On Hats and Hat Buying

hatsFor some reason, the company for which I work decided to forgo a Christmas Party this year. Instead, we had a party to launch the new year. That the party took place two weeks into February didn’t seem to bother any members of the planning committee and they stuck to the goal of having a party to kick off the new year.

The big wigs from HQ were going to be at this party and they announced that they were going to be there wearing tuxedos. So the word came down from the kickoff committee that this was to be a “”black tie optional”” affair. My coworkers and I were generally unfamiliar with the term “”black tie optional””. We were informed that this meant that if you had a tuxedo that you should wear it. Otherwise, dress in the most formal clothing possible.

This high-class wardrobe requirement knocked out about half the companies employess from being able to attend. Fortunately, I happen to have a custom black suit and I looked down my nose at my wardrobe-challenged coworkers. After a few weeks, the kickoff committee wanted to know why so few people had RSVPed for this event, which would feature a full dinner and open bar at an upscale hotel on the fashionable North side of town. The responses to their query could be summed up in the following sentence: “”If I can’t wear jeans, I ain’t going!””. The company for which I work is a software development company with a pretty lax dress code, which is something along the lines of “”Yes, you have to be dressed””. Many of my coworkers barely own a clean set of Khakis let alone a button up shirt and tie. The committee finally came back and said that a suit is not required, but you should at least try to wear a clean pair of khakis, a button up shirt, and a tie. That kept about 20% of the people from being able to RSVP but more than enough signed up to keep the party as formal as possible.

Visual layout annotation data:
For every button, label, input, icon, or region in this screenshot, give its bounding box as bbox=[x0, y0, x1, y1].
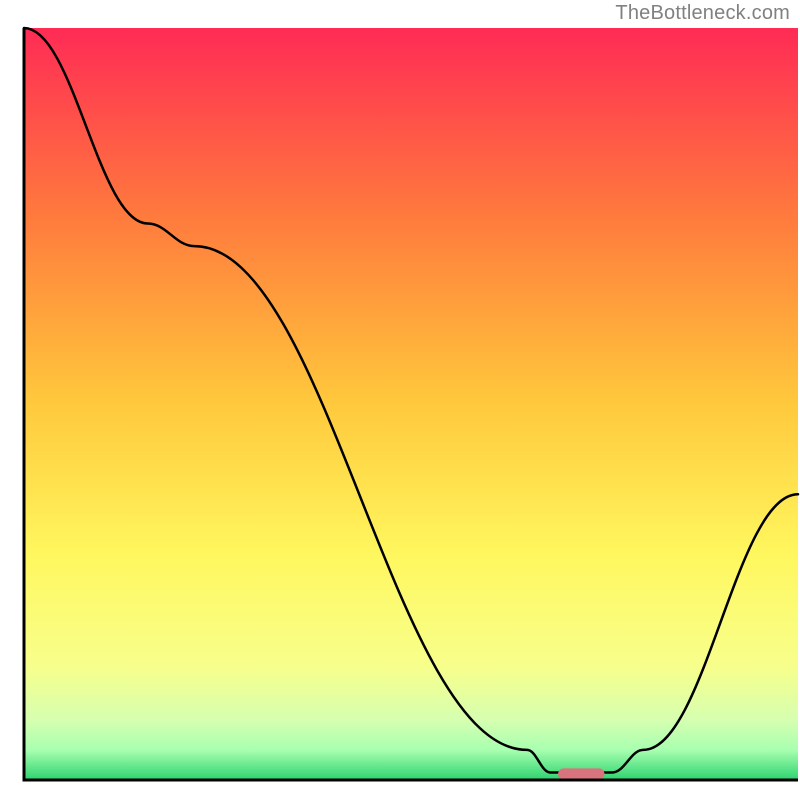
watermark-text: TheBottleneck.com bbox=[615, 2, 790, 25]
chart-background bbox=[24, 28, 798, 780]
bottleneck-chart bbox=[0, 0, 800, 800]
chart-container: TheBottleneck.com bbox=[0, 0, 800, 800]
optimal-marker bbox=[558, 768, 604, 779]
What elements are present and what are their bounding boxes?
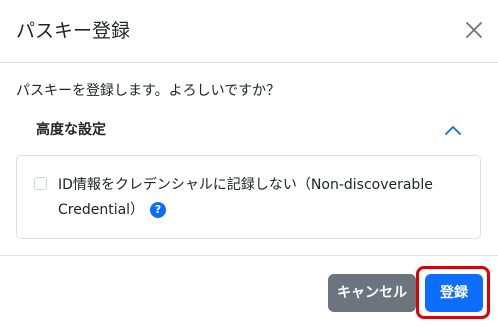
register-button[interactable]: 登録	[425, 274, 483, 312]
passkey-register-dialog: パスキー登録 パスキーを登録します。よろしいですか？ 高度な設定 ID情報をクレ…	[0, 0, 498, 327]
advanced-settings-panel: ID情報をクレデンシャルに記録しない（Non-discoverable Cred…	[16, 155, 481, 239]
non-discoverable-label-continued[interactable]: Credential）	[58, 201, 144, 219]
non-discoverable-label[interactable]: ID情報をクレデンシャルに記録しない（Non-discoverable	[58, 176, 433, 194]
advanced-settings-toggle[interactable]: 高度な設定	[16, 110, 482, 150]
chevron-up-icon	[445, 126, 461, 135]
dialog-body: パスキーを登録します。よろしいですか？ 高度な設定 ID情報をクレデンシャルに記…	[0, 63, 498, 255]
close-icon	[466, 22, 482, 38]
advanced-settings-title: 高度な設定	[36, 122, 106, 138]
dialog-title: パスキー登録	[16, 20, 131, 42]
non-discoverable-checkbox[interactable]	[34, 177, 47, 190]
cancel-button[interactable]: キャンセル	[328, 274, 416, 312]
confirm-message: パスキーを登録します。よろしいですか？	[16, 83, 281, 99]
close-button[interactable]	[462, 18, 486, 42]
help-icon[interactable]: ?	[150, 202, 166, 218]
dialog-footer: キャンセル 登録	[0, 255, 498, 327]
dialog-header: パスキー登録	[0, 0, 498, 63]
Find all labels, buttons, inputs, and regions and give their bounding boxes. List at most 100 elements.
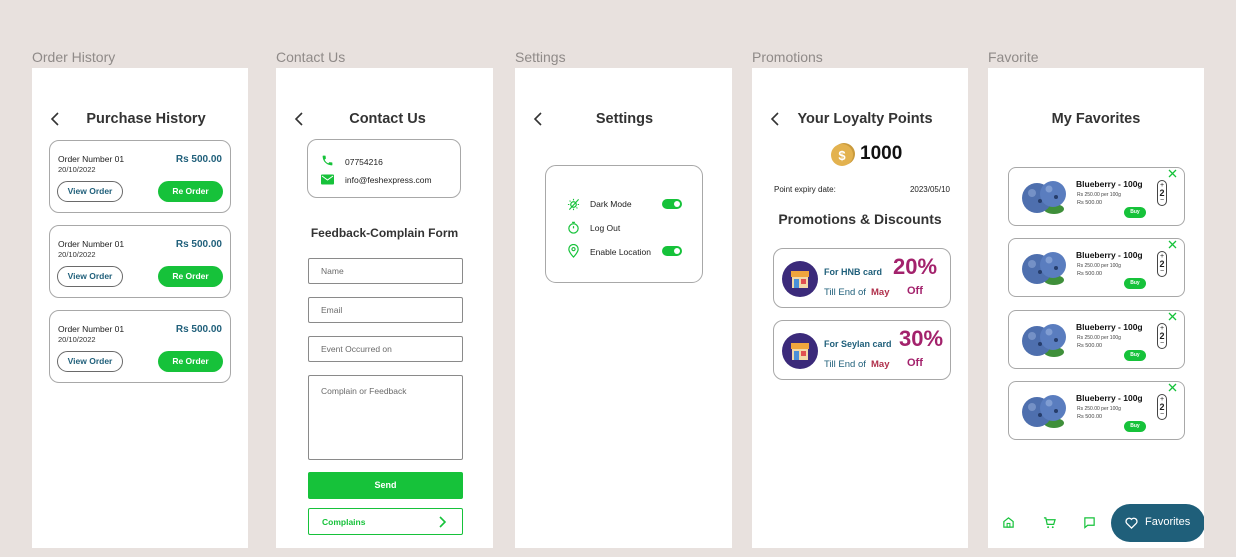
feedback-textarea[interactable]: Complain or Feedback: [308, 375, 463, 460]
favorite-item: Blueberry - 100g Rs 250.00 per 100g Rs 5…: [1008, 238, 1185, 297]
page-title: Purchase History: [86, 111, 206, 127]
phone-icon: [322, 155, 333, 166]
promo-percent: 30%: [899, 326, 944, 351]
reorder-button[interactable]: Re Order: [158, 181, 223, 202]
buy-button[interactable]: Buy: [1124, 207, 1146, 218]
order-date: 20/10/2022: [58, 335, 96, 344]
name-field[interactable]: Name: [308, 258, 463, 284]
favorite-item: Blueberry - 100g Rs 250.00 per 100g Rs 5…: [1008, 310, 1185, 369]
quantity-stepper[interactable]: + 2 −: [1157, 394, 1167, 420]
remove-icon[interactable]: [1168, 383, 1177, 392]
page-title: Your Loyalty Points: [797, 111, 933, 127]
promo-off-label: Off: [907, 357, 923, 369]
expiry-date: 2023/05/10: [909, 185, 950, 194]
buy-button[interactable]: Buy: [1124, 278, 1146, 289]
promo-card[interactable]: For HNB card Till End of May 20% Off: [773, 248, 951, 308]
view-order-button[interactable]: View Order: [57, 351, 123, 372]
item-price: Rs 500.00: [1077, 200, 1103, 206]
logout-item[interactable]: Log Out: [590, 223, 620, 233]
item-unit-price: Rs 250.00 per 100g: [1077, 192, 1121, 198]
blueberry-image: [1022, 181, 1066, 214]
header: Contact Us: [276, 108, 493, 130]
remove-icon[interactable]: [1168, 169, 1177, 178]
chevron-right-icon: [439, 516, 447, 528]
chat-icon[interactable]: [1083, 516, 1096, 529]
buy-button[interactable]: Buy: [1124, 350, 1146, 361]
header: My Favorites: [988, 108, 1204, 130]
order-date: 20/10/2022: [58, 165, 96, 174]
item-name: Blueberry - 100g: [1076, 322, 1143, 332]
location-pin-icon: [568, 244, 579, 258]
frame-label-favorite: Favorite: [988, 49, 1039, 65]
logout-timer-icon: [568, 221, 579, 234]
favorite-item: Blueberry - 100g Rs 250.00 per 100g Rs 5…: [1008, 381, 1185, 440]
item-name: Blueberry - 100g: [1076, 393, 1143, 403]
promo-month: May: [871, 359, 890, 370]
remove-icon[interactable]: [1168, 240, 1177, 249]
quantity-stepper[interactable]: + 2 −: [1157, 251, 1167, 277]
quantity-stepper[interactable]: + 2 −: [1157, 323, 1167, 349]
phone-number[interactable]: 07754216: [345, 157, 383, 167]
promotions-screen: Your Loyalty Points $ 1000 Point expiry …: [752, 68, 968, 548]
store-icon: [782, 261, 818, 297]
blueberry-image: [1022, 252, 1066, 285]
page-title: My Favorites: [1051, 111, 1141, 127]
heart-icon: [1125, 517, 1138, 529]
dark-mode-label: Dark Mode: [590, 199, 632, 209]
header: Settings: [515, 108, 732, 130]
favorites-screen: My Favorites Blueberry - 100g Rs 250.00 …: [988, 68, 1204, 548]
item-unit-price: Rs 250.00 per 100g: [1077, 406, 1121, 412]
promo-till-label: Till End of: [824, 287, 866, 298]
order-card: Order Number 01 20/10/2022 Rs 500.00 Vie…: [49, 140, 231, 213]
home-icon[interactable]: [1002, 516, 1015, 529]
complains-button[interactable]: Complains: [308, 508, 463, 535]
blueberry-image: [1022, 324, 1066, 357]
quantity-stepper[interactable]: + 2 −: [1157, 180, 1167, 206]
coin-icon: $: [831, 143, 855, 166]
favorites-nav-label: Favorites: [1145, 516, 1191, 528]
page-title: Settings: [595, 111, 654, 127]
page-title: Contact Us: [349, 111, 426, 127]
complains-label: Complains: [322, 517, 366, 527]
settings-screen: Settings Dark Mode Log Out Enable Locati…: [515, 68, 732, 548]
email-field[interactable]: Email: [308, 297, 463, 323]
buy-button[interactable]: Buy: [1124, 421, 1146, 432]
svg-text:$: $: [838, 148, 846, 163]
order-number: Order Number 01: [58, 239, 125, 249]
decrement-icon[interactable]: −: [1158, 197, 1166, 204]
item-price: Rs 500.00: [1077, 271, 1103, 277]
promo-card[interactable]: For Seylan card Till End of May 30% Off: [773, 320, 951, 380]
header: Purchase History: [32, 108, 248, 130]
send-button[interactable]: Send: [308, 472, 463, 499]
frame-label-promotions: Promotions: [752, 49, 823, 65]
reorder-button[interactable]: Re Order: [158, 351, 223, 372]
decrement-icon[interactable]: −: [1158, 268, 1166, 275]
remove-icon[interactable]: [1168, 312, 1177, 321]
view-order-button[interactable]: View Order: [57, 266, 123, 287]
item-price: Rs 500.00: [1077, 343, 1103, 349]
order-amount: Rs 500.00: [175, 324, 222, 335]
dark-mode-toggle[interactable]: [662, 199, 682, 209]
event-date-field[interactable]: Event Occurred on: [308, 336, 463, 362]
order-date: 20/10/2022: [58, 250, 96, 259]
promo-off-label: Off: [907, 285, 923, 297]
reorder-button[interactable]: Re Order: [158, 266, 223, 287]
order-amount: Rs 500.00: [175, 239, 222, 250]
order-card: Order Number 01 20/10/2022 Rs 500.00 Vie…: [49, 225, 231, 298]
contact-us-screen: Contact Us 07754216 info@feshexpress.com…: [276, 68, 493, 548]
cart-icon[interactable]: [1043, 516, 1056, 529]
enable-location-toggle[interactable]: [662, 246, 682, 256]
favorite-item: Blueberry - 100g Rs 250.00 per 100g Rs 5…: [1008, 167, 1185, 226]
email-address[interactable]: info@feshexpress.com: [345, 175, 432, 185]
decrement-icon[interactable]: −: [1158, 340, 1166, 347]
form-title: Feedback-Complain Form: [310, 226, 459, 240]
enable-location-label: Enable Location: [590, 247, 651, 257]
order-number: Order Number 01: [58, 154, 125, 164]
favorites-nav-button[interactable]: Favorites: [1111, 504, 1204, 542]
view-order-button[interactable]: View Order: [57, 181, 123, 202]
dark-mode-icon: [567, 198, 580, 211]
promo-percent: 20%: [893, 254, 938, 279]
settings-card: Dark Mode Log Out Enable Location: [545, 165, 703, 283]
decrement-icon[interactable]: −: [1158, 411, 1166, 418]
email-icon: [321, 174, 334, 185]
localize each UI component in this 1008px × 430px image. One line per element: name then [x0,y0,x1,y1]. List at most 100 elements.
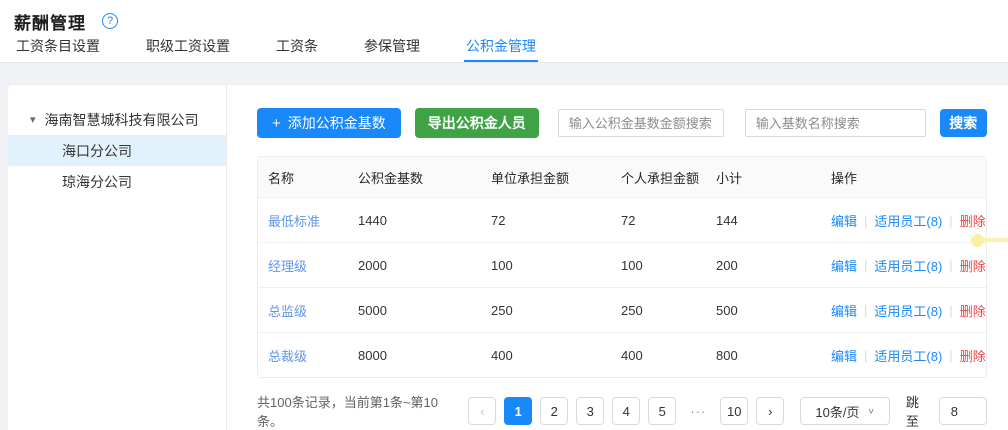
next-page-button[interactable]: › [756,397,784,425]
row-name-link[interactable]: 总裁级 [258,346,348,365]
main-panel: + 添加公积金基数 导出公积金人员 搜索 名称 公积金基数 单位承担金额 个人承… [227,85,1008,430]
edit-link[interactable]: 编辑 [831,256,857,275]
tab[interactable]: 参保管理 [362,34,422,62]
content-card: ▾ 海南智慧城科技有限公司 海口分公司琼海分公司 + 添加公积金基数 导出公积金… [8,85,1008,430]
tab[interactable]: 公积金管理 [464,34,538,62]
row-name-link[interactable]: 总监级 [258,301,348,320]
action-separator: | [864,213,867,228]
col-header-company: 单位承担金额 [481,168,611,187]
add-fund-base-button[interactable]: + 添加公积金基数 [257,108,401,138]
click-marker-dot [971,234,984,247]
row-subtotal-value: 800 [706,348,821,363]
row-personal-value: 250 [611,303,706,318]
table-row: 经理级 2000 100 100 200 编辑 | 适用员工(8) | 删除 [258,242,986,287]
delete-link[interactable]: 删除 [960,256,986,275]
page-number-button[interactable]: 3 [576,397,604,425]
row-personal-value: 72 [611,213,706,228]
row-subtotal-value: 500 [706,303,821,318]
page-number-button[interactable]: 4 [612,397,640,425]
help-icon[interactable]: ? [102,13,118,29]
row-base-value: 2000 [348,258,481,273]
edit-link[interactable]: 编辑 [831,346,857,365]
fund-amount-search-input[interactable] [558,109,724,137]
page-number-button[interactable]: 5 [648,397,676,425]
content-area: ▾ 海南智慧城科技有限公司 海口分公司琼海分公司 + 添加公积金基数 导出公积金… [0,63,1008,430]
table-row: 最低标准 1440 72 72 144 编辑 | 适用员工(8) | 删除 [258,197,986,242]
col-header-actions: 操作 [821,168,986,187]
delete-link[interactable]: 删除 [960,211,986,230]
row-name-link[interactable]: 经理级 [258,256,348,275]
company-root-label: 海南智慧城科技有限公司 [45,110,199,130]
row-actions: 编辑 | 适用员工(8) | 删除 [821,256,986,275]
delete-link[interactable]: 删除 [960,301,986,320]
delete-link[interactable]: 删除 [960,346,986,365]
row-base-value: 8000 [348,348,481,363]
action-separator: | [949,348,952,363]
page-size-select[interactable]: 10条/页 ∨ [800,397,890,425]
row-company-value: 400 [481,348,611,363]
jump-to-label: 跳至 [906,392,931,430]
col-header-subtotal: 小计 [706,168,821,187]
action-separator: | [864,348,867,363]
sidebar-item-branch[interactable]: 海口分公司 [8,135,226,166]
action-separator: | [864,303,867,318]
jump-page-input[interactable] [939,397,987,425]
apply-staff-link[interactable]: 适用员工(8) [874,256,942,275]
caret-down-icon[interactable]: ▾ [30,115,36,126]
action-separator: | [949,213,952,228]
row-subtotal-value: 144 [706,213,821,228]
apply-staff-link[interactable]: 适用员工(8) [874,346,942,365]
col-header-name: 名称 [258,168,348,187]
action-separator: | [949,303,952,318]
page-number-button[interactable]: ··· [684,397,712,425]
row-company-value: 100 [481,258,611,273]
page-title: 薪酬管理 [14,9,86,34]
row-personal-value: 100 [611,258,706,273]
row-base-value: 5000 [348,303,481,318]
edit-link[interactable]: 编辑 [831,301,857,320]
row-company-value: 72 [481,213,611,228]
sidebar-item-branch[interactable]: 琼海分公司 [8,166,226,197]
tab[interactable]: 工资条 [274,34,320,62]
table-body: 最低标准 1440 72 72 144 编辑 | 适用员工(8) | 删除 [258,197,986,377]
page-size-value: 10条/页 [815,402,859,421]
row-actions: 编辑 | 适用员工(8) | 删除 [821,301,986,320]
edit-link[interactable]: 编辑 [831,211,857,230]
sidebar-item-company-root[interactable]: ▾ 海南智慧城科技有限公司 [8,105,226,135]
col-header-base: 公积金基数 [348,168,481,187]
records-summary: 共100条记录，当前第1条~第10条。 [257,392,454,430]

Exercise:
Copy out the entire essay on hats and hat buying, word for word from the title to the end.

Full output:
On Hats and Hat Buying

hatsFor some reason, the company for which I work decided to forgo a Christmas Party this year. Instead, we had a party to launch the new year. That the party took place two weeks into February didn’t seem to bother any members of the planning committee and they stuck to the goal of having a party to kick off the new year.

The big wigs from HQ were going to be at this party and they announced that they were going to be there wearing tuxedos. So the word came down from the kickoff committee that this was to be a “”black tie optional”” affair. My coworkers and I were generally unfamiliar with the term “”black tie optional””. We were informed that this meant that if you had a tuxedo that you should wear it. Otherwise, dress in the most formal clothing possible.

This high-class wardrobe requirement knocked out about half the companies employess from being able to attend. Fortunately, I happen to have a custom black suit and I looked down my nose at my wardrobe-challenged coworkers. After a few weeks, the kickoff committee wanted to know why so few people had RSVPed for this event, which would feature a full dinner and open bar at an upscale hotel on the fashionable North side of town. The responses to their query could be summed up in the following sentence: “”If I can’t wear jeans, I ain’t going!””. The company for which I work is a software development company with a pretty lax dress code, which is something along the lines of “”Yes, you have to be dressed””. Many of my coworkers barely own a clean set of Khakis let alone a button up shirt and tie. The committee finally came back and said that a suit is not required, but you should at least try to wear a clean pair of khakis, a button up shirt, and a tie. That kept about 20% of the people from being able to RSVP but more than enough signed up to keep the party as formal as possible.